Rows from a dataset
__________
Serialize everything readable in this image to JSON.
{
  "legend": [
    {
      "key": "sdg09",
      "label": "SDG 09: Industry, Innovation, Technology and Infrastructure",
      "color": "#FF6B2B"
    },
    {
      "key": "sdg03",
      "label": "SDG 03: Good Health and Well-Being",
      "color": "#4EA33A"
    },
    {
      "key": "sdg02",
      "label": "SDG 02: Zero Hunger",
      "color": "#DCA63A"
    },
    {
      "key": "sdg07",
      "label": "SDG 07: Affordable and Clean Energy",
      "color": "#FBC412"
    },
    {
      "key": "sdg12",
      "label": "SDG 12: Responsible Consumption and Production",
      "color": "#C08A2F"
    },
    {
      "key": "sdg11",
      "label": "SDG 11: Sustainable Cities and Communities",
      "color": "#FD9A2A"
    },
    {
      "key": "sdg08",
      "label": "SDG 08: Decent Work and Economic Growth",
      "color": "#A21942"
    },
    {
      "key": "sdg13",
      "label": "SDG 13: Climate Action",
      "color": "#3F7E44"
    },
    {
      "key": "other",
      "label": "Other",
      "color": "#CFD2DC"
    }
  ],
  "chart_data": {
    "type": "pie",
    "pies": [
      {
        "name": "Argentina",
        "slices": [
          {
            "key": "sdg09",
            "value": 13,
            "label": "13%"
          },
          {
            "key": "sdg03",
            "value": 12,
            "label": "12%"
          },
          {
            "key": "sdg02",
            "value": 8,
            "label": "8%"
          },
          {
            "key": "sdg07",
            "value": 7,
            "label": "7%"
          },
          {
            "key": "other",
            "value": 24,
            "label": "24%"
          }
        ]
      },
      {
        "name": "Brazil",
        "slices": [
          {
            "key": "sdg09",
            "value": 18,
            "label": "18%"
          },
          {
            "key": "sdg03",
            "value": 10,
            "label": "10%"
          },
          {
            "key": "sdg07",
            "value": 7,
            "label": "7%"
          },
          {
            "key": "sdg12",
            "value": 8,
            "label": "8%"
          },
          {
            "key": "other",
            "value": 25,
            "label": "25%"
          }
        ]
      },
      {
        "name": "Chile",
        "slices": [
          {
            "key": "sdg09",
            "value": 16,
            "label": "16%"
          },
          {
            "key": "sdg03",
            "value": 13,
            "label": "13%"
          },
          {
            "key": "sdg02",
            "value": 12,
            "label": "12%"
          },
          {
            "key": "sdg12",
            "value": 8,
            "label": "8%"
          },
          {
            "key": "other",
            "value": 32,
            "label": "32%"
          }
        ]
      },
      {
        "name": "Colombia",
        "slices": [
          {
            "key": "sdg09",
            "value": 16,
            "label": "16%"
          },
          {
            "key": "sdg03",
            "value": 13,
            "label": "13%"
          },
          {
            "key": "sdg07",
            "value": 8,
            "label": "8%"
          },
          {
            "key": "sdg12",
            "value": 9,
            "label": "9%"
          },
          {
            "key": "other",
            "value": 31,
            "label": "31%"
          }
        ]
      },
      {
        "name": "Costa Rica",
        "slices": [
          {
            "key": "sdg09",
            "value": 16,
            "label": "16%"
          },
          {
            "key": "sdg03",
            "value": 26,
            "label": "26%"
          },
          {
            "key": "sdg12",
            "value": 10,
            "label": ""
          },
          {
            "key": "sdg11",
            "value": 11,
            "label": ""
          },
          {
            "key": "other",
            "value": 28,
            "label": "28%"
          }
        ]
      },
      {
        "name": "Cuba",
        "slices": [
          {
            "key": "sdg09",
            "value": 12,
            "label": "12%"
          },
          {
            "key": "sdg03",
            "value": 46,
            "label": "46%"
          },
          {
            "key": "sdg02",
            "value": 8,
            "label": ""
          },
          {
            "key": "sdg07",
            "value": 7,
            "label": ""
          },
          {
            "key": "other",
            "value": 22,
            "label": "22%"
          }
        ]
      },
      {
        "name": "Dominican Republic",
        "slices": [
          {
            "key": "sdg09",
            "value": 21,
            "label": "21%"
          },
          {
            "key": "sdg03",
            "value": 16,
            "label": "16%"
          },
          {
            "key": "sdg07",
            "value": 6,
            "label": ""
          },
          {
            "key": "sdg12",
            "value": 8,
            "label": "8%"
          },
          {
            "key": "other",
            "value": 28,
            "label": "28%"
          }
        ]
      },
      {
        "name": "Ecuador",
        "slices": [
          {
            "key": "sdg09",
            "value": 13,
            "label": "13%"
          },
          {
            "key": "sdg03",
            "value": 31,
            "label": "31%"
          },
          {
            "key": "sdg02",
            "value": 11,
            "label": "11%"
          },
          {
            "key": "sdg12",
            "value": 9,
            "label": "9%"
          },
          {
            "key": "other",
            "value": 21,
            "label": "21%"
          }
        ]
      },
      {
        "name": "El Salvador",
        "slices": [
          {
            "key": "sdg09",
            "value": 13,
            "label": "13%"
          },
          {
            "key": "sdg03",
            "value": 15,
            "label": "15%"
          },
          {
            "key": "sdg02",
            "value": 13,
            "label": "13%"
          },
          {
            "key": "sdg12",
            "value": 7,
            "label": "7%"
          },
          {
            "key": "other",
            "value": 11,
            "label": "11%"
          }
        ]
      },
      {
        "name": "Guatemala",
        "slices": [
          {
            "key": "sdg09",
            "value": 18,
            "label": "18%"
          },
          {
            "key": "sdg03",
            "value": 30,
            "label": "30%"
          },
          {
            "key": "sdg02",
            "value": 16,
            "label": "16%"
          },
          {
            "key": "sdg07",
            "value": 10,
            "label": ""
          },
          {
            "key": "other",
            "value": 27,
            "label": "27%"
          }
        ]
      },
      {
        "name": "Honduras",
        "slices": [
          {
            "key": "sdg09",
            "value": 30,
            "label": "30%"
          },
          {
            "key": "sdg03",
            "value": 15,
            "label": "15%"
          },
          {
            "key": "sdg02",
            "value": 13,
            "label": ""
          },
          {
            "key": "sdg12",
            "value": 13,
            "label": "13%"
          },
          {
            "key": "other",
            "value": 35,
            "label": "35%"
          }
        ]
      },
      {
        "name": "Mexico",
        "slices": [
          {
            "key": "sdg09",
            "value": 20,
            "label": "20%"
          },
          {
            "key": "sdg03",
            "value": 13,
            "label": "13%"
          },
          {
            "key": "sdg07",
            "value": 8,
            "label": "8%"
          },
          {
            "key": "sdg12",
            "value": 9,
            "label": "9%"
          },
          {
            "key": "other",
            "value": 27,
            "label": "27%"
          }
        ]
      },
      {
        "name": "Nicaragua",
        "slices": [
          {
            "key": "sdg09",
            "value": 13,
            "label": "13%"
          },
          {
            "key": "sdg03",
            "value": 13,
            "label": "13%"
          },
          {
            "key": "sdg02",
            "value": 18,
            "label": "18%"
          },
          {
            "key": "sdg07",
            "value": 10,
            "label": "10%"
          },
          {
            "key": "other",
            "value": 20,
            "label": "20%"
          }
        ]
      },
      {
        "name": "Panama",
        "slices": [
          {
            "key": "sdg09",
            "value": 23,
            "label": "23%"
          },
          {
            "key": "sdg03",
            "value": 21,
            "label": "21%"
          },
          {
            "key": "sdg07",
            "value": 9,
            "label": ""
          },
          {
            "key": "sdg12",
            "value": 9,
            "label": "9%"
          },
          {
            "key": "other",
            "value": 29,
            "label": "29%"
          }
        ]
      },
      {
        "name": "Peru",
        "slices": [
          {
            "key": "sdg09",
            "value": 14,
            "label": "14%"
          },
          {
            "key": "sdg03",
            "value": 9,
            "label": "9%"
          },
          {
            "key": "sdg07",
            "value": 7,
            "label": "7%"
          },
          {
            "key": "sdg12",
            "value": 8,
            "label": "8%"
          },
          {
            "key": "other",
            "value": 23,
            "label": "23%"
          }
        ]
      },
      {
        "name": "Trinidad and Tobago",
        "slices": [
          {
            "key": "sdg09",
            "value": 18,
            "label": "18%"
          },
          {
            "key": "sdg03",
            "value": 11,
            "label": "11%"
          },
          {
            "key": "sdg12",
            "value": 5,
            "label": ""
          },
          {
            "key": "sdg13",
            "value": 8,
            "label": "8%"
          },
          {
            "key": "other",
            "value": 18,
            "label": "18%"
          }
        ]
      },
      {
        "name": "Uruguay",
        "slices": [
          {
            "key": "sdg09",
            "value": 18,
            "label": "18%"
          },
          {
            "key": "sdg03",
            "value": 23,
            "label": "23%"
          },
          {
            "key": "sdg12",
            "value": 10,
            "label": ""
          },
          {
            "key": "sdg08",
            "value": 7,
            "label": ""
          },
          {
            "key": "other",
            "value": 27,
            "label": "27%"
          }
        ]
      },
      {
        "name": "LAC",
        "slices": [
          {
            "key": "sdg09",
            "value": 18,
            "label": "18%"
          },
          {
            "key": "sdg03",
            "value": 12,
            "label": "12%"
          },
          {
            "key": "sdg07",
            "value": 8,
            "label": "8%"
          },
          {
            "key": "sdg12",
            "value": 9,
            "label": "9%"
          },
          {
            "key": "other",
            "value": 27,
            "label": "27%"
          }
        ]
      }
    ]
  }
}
__________
Check each line above for the word "color" and say how many have it, with nothing else.

9